▶ THE REQUEST:
Would it be possible to write out each entry below exactly, without the pictures?

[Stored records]
━━━━━━━━━━━━━━━━━━━━
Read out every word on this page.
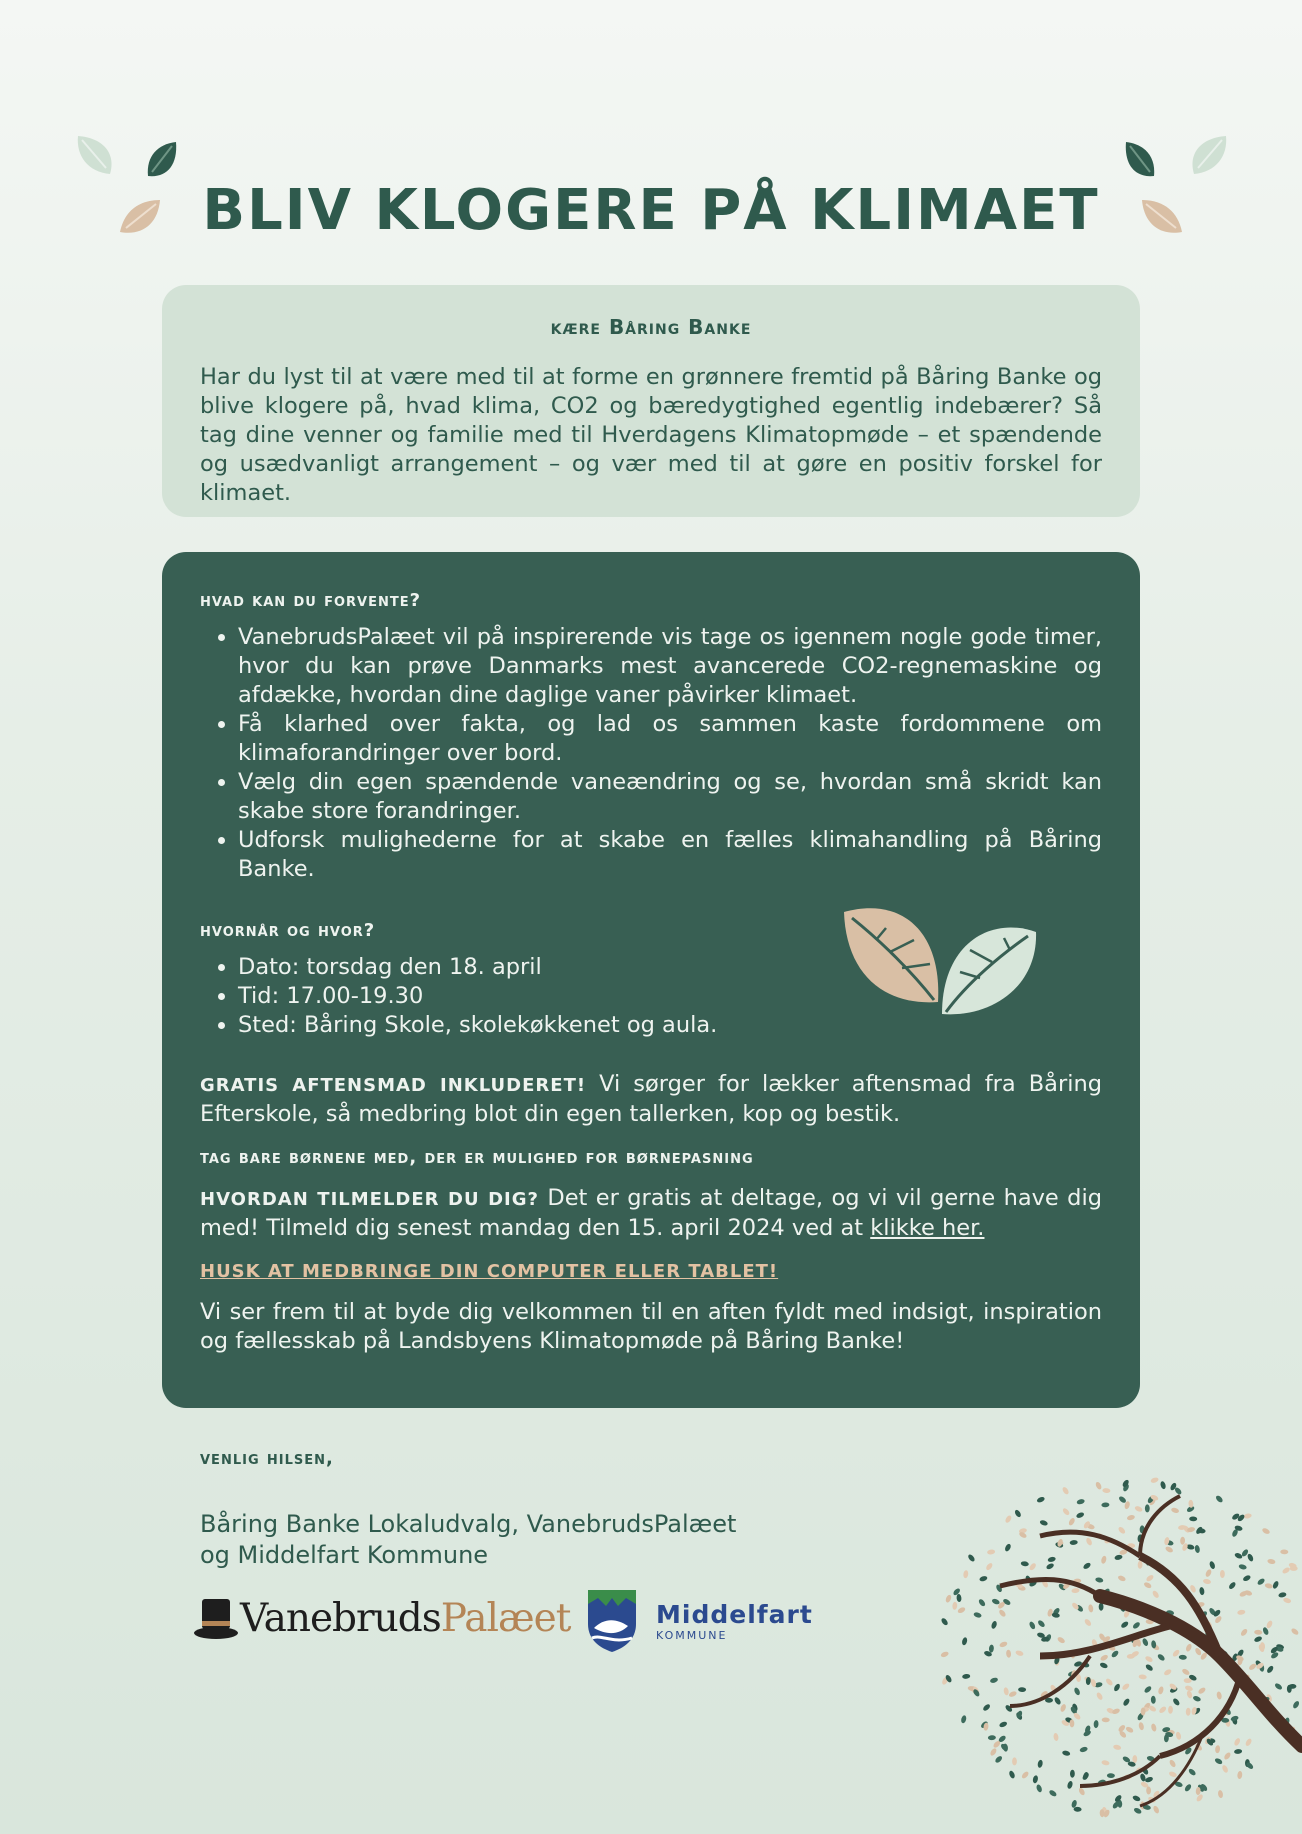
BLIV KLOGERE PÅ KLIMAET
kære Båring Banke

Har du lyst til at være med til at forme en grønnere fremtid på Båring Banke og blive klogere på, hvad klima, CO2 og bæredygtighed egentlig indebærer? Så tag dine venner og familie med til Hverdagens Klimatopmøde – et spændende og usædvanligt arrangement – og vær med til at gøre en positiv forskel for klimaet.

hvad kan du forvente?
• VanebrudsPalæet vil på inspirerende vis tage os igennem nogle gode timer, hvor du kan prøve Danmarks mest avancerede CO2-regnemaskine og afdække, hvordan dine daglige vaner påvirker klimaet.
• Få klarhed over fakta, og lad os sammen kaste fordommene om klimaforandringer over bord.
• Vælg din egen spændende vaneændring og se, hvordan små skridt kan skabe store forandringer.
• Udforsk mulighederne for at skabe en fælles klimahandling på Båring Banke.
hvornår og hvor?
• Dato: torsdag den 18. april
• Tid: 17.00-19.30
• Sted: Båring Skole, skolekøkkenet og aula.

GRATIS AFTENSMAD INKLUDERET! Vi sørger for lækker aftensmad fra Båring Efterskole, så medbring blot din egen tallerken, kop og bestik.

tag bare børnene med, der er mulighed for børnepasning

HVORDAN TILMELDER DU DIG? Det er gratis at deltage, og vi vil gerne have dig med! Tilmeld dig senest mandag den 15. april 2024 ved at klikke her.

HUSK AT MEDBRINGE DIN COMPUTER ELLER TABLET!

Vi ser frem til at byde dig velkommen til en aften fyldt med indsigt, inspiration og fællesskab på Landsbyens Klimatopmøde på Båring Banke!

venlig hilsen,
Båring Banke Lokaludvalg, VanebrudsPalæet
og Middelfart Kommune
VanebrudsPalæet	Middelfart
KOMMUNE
━━━━━━━━━━━━━━━━━━━━
▶ WORKED SOLUTION:
Read out every word on this page.
BLIV KLOGERE PÅ KLIMAET
kære Båring Banke

Har du lyst til at være med til at forme en grønnere fremtid på Båring Banke og blive klogere på, hvad klima, CO2 og bæredygtighed egentlig indebærer? Så tag dine venner og familie med til Hverdagens Klimatopmøde – et spændende og usædvanligt arrangement – og vær med til at gøre en positiv forskel for klimaet.

hvad kan du forvente?
• VanebrudsPalæet vil på inspirerende vis tage os igennem nogle gode timer, hvor du kan prøve Danmarks mest avancerede CO2-regnemaskine og afdække, hvordan dine daglige vaner påvirker klimaet.
• Få klarhed over fakta, og lad os sammen kaste fordommene om klimaforandringer over bord.
• Vælg din egen spændende vaneændring og se, hvordan små skridt kan skabe store forandringer.
• Udforsk mulighederne for at skabe en fælles klimahandling på Båring Banke.
hvornår og hvor?
• Dato: torsdag den 18. april
• Tid: 17.00-19.30
• Sted: Båring Skole, skolekøkkenet og aula.

GRATIS AFTENSMAD INKLUDERET! Vi sørger for lækker aftensmad fra Båring Efterskole, så medbring blot din egen tallerken, kop og bestik.

tag bare børnene med, der er mulighed for børnepasning

HVORDAN TILMELDER DU DIG? Det er gratis at deltage, og vi vil gerne have dig med! Tilmeld dig senest mandag den 15. april 2024 ved at klikke her.

HUSK AT MEDBRINGE DIN COMPUTER ELLER TABLET!

Vi ser frem til at byde dig velkommen til en aften fyldt med indsigt, inspiration og fællesskab på Landsbyens Klimatopmøde på Båring Banke!

venlig hilsen,
Båring Banke Lokaludvalg, VanebrudsPalæet
og Middelfart Kommune
VanebrudsPalæet	Middelfart
KOMMUNE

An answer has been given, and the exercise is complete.